▸ **PROBLEM DETAILS**
Retype the stretch of the material from its first line through the line that contains "lumi-energy: (13 TeV): [1815, 31, 2095, 115]", both ends included, keeping every character the same.

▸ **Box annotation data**
• • • •

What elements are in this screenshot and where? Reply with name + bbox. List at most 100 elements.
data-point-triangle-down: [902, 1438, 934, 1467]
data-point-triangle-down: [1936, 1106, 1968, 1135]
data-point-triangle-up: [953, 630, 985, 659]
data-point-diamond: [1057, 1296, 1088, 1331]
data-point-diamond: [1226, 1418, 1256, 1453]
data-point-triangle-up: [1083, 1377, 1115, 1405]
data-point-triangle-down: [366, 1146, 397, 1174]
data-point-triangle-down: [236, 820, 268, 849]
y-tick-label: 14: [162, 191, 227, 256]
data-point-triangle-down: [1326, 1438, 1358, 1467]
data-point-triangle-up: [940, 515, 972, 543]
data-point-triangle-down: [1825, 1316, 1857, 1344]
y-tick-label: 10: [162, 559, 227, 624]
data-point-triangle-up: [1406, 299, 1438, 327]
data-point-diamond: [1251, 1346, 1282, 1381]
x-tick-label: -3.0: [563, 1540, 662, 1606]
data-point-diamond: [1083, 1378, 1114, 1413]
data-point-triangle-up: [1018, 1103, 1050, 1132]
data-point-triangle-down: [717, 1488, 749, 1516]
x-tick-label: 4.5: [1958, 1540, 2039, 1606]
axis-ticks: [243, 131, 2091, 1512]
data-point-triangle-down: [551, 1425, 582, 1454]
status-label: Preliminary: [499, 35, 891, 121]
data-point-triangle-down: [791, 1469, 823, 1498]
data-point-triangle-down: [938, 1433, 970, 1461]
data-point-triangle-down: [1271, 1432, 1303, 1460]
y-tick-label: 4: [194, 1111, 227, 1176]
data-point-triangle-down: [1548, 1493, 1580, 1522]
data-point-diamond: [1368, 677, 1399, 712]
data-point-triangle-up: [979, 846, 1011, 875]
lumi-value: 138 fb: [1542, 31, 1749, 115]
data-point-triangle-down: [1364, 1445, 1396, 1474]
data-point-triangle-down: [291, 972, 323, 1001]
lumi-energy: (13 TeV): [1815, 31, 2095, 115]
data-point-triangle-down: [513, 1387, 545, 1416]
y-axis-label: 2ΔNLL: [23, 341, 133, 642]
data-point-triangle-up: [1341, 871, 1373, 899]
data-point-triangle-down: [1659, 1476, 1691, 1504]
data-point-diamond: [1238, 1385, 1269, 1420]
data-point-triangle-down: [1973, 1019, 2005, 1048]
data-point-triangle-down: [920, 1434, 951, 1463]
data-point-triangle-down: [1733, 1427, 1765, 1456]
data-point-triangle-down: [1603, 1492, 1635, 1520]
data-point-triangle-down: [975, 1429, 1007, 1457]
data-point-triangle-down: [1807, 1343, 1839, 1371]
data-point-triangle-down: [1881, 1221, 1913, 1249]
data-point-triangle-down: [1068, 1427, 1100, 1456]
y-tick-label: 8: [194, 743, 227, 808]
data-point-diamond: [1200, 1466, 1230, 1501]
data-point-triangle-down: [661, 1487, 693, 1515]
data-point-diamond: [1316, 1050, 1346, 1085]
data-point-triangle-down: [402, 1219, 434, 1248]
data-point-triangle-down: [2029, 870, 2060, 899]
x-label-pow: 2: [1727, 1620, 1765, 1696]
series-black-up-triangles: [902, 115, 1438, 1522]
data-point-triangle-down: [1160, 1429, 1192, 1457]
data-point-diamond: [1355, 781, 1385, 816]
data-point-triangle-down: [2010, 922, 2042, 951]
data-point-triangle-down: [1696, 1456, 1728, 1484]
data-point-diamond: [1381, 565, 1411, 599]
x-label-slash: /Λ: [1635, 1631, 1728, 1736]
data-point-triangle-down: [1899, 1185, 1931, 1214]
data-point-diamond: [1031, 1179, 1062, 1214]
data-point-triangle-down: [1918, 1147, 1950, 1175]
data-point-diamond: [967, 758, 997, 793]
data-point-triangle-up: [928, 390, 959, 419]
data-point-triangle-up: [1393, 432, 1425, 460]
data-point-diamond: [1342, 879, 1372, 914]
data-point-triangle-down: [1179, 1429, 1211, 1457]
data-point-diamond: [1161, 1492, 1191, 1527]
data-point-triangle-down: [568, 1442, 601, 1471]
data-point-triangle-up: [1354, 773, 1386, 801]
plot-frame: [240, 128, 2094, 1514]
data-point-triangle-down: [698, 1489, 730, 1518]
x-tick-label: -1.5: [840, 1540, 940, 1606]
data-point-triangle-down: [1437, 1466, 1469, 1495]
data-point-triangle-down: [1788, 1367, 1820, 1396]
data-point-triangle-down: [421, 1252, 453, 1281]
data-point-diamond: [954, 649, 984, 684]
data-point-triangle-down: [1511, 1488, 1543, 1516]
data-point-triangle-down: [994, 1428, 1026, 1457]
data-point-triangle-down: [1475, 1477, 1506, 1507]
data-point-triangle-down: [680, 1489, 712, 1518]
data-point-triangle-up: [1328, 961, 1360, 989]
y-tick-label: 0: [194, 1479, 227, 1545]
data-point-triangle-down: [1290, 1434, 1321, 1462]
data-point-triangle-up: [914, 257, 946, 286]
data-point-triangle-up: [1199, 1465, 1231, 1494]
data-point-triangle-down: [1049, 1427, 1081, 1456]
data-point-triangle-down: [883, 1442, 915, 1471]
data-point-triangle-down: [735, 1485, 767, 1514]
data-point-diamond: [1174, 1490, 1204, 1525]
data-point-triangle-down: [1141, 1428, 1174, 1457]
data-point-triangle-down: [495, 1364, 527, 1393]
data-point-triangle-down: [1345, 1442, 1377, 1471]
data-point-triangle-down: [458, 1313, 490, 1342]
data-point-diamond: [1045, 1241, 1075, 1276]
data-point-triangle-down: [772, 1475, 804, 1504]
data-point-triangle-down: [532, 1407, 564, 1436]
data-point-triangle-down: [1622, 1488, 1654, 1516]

• • • •

▸ **REPLY**
What elements are in this screenshot and where? Reply with name + bbox. List at most 100 elements.
data-point-triangle-down: [902, 1438, 934, 1467]
data-point-triangle-down: [1936, 1106, 1968, 1135]
data-point-triangle-up: [953, 630, 985, 659]
data-point-diamond: [1057, 1296, 1088, 1331]
data-point-diamond: [1226, 1418, 1256, 1453]
data-point-triangle-up: [1083, 1377, 1115, 1405]
data-point-triangle-down: [366, 1146, 397, 1174]
data-point-triangle-down: [236, 820, 268, 849]
y-tick-label: 14: [162, 191, 227, 256]
data-point-triangle-down: [1326, 1438, 1358, 1467]
data-point-triangle-up: [940, 515, 972, 543]
data-point-triangle-down: [1825, 1316, 1857, 1344]
y-tick-label: 10: [162, 559, 227, 624]
data-point-triangle-up: [1406, 299, 1438, 327]
data-point-diamond: [1251, 1346, 1282, 1381]
x-tick-label: -3.0: [563, 1540, 662, 1606]
data-point-diamond: [1083, 1378, 1114, 1413]
data-point-triangle-up: [1018, 1103, 1050, 1132]
data-point-triangle-down: [717, 1488, 749, 1516]
x-tick-label: 4.5: [1958, 1540, 2039, 1606]
axis-ticks: [243, 131, 2091, 1512]
data-point-triangle-down: [551, 1425, 582, 1454]
status-label: Preliminary: [499, 35, 891, 121]
data-point-triangle-down: [791, 1469, 823, 1498]
data-point-triangle-down: [938, 1433, 970, 1461]
data-point-triangle-down: [1271, 1432, 1303, 1460]
y-tick-label: 4: [194, 1111, 227, 1176]
data-point-triangle-down: [1548, 1493, 1580, 1522]
data-point-diamond: [1368, 677, 1399, 712]
data-point-triangle-up: [979, 846, 1011, 875]
lumi-value: 138 fb: [1542, 31, 1749, 115]
data-point-triangle-down: [1364, 1445, 1396, 1474]
data-point-triangle-down: [291, 972, 323, 1001]
lumi-energy: (13 TeV): [1815, 31, 2095, 115]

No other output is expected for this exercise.